Please give the entries again in full and exactly, without any picture.
* Start Dataset content *
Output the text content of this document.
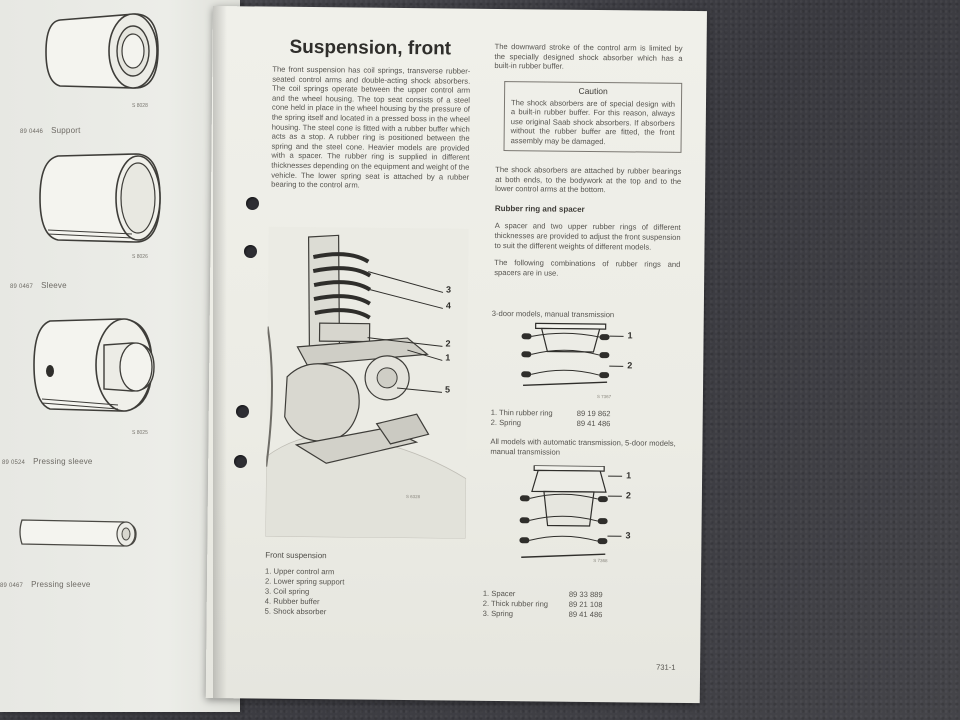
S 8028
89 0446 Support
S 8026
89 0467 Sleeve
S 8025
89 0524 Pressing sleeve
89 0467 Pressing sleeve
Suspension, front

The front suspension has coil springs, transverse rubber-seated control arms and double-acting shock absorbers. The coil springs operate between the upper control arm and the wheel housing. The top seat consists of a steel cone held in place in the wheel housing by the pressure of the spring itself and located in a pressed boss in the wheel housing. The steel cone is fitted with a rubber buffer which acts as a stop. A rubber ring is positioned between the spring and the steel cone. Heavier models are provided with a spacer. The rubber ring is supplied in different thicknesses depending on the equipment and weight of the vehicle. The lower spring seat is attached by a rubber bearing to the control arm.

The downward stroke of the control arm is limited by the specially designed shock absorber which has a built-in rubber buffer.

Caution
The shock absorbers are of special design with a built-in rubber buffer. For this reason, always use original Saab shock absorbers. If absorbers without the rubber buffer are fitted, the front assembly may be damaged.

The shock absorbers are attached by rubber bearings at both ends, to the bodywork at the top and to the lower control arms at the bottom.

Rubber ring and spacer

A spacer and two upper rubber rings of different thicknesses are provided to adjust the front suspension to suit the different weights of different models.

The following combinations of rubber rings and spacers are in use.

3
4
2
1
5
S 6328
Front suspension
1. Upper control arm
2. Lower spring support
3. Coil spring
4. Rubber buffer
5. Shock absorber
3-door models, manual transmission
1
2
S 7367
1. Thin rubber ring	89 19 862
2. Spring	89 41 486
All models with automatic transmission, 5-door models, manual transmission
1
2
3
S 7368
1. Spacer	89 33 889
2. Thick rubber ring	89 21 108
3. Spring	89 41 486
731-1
* End Dataset content *
### Completed task:
Output the text content of this document.
S 8028
89 0446 Support
S 8026
89 0467 Sleeve
S 8025
89 0524 Pressing sleeve
89 0467 Pressing sleeve
Suspension, front

The front suspension has coil springs, transverse rubber-seated control arms and double-acting shock absorbers. The coil springs operate between the upper control arm and the wheel housing. The top seat consists of a steel cone held in place in the wheel housing by the pressure of the spring itself and located in a pressed boss in the wheel housing. The steel cone is fitted with a rubber buffer which acts as a stop. A rubber ring is positioned between the spring and the steel cone. Heavier models are provided with a spacer. The rubber ring is supplied in different thicknesses depending on the equipment and weight of the vehicle. The lower spring seat is attached by a rubber bearing to the control arm.

The downward stroke of the control arm is limited by the specially designed shock absorber which has a built-in rubber buffer.

Caution
The shock absorbers are of special design with a built-in rubber buffer. For this reason, always use original Saab shock absorbers. If absorbers without the rubber buffer are fitted, the front assembly may be damaged.

The shock absorbers are attached by rubber bearings at both ends, to the bodywork at the top and to the lower control arms at the bottom.

Rubber ring and spacer

A spacer and two upper rubber rings of different thicknesses are provided to adjust the front suspension to suit the different weights of different models.

The following combinations of rubber rings and spacers are in use.

3
4
2
1
5
S 6328
Front suspension
1. Upper control arm
2. Lower spring support
3. Coil spring
4. Rubber buffer
5. Shock absorber
3-door models, manual transmission
1
2
S 7367
1. Thin rubber ring	89 19 862
2. Spring	89 41 486
All models with automatic transmission, 5-door models, manual transmission
1
2
3
S 7368
1. Spacer	89 33 889
2. Thick rubber ring	89 21 108
3. Spring	89 41 486
731-1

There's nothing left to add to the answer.